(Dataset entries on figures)

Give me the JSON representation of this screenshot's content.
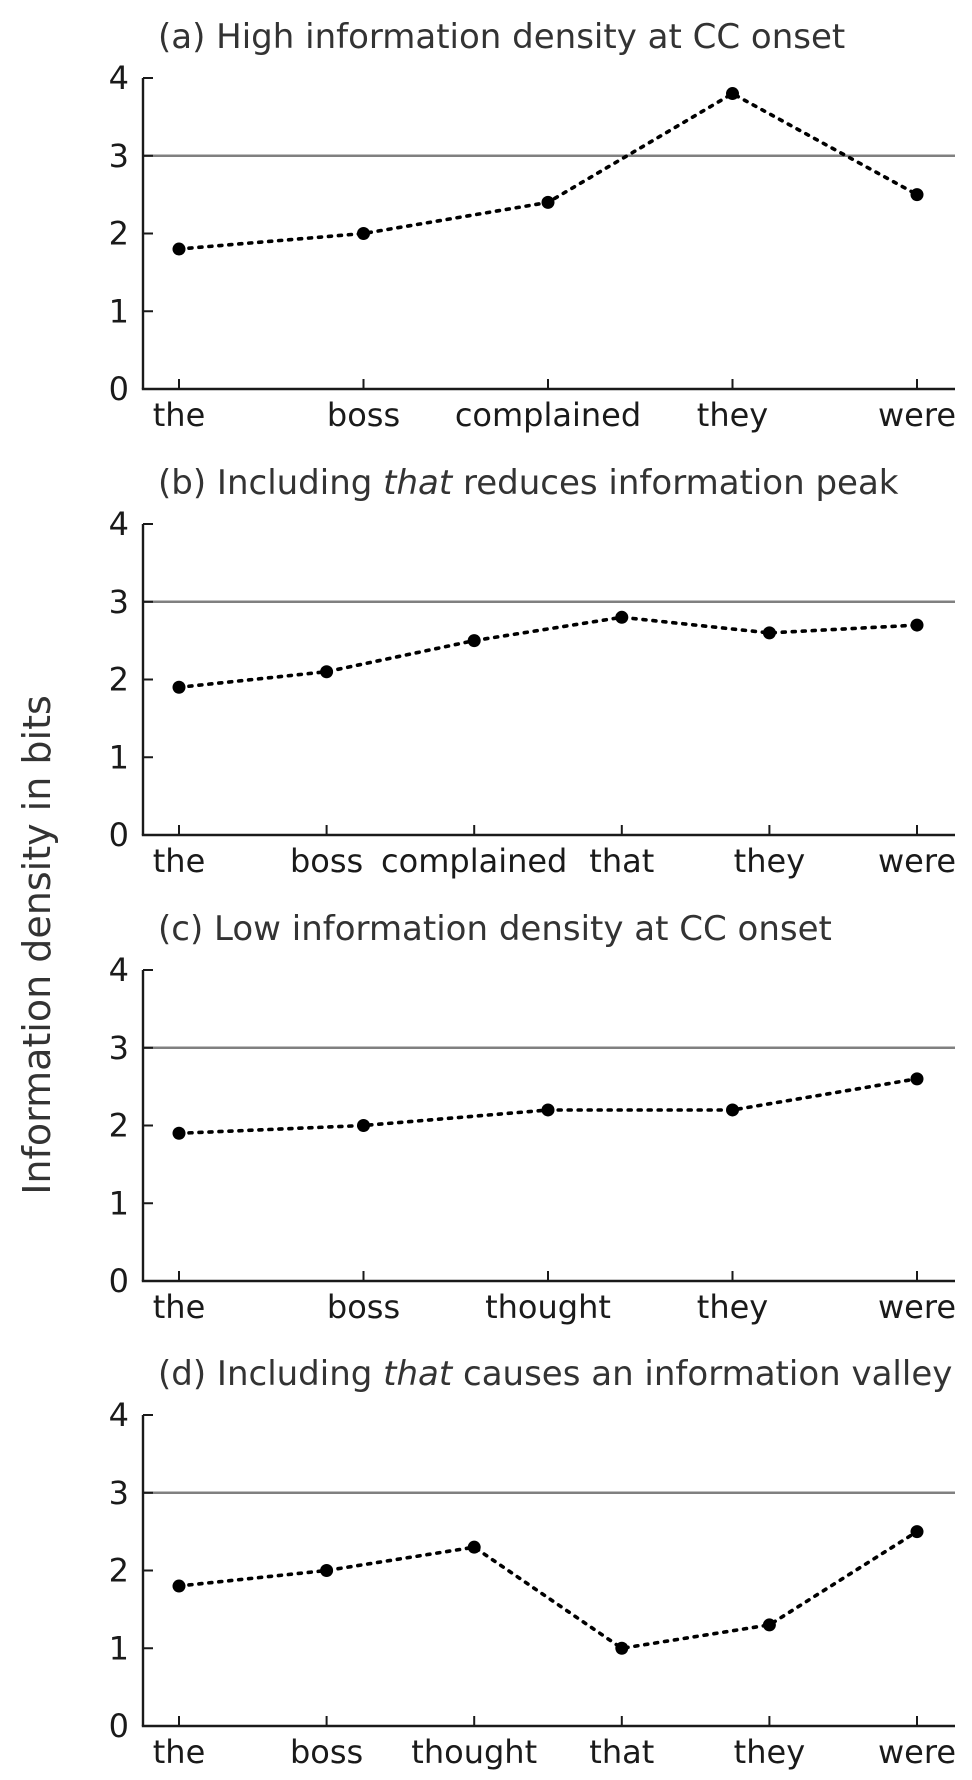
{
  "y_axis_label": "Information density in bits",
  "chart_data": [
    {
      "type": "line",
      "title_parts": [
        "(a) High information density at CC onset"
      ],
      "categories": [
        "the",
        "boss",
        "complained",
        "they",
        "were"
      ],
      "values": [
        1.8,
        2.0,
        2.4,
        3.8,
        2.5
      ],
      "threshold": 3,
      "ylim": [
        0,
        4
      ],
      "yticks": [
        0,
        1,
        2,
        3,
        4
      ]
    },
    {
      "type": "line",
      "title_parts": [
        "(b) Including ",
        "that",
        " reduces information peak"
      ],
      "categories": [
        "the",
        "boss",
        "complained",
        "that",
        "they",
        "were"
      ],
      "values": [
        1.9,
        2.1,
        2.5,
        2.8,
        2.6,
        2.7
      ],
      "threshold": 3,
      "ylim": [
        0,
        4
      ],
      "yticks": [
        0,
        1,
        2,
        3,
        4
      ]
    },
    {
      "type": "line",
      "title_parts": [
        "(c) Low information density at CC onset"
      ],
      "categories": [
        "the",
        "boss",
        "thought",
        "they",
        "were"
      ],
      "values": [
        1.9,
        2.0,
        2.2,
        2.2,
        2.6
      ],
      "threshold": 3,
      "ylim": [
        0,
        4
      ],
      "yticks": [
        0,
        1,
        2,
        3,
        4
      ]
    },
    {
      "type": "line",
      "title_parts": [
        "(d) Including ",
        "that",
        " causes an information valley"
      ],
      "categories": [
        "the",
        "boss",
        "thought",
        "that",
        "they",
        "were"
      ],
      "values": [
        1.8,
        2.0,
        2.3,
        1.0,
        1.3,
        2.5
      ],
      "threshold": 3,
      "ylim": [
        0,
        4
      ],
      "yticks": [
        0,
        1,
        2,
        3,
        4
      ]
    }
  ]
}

==

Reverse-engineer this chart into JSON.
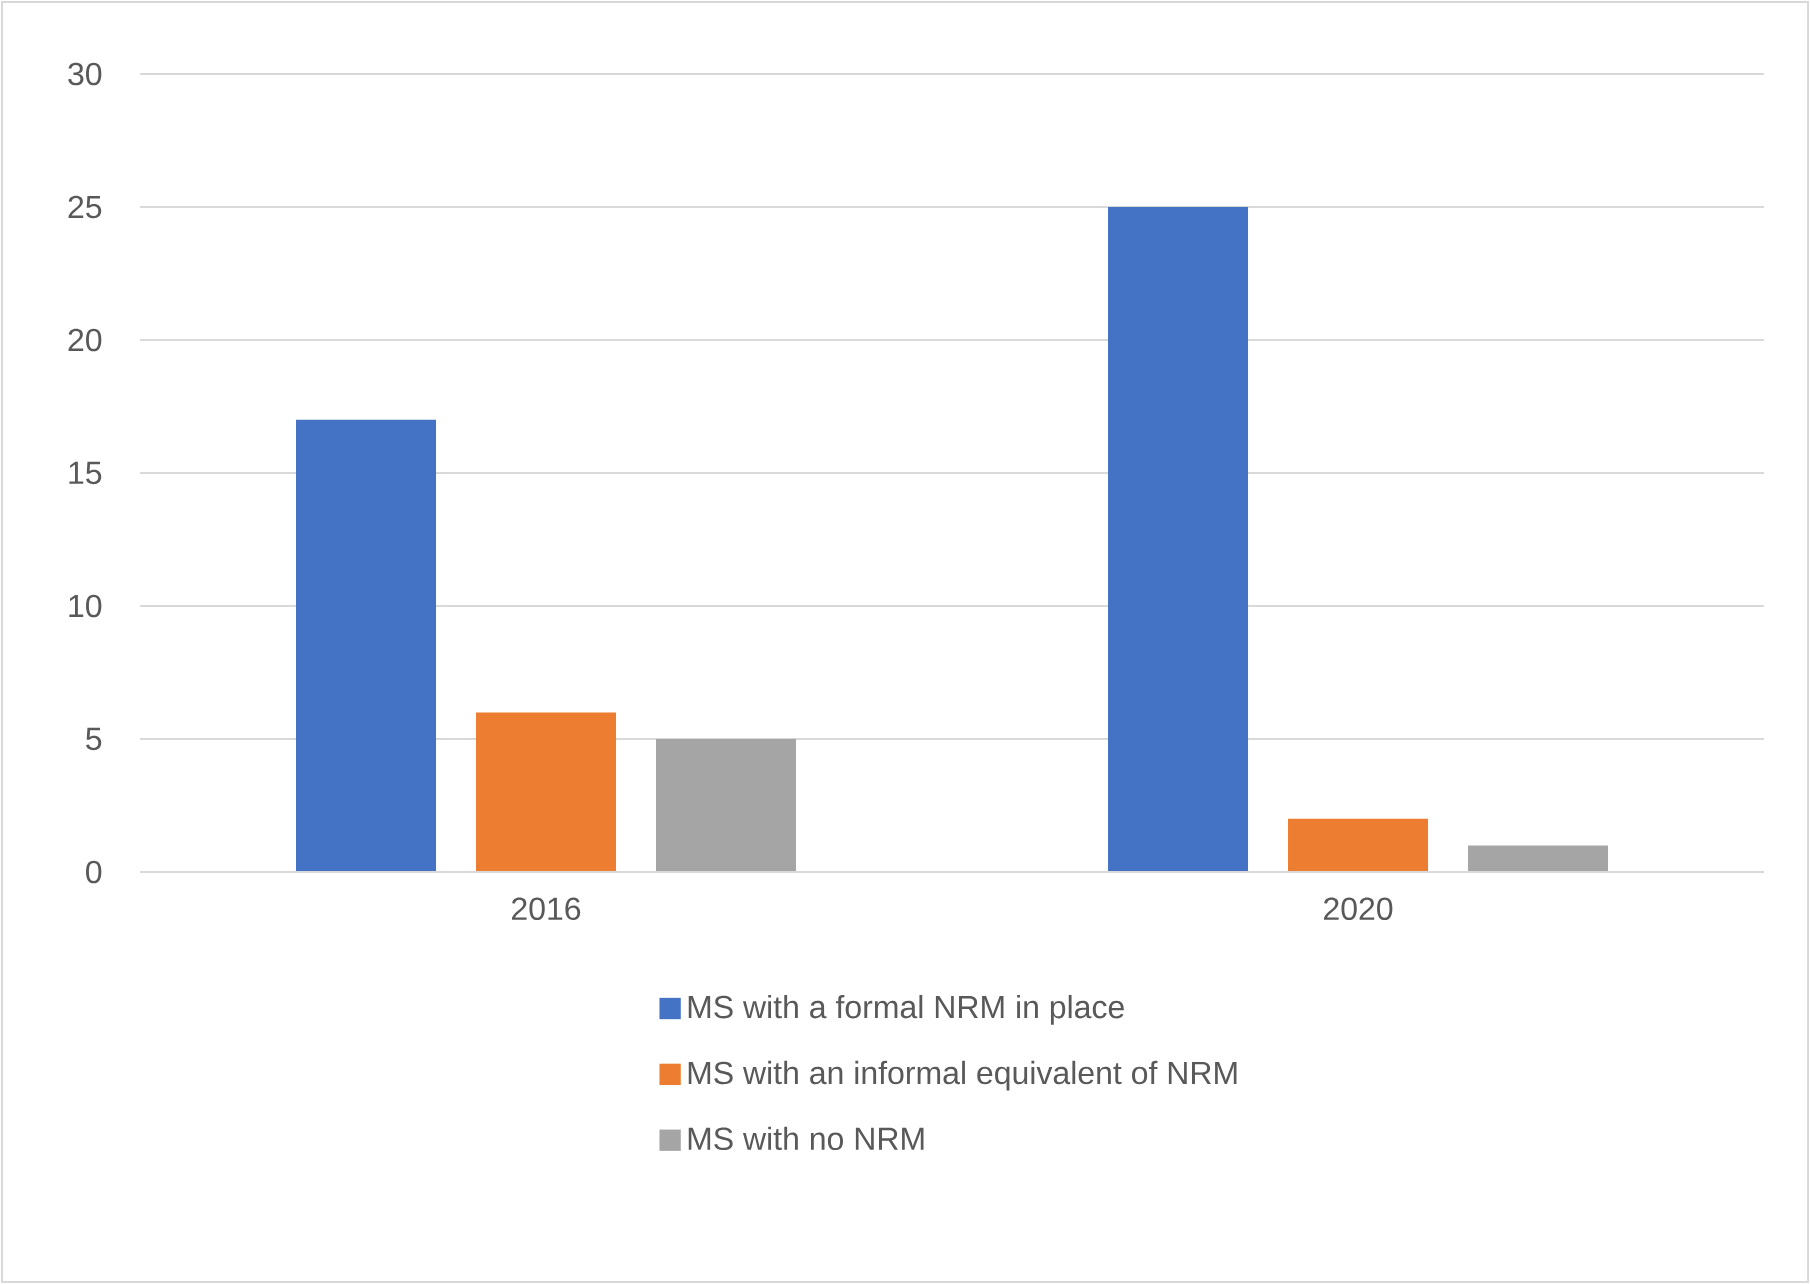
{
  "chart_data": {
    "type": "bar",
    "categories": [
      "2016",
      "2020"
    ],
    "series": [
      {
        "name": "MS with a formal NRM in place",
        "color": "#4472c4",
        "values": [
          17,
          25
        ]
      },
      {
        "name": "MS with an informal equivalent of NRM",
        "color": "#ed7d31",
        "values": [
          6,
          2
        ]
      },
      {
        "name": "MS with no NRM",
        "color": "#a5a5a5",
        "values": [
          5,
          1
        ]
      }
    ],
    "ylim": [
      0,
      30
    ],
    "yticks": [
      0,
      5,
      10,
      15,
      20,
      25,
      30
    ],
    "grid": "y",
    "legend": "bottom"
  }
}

Aim ▸
Gather from the data above every line with the string "name".

Exercise response ▸
        "name": "MS with a formal NRM in place",
        "name": "MS with an informal equivalent of NRM",
        "name": "MS with no NRM",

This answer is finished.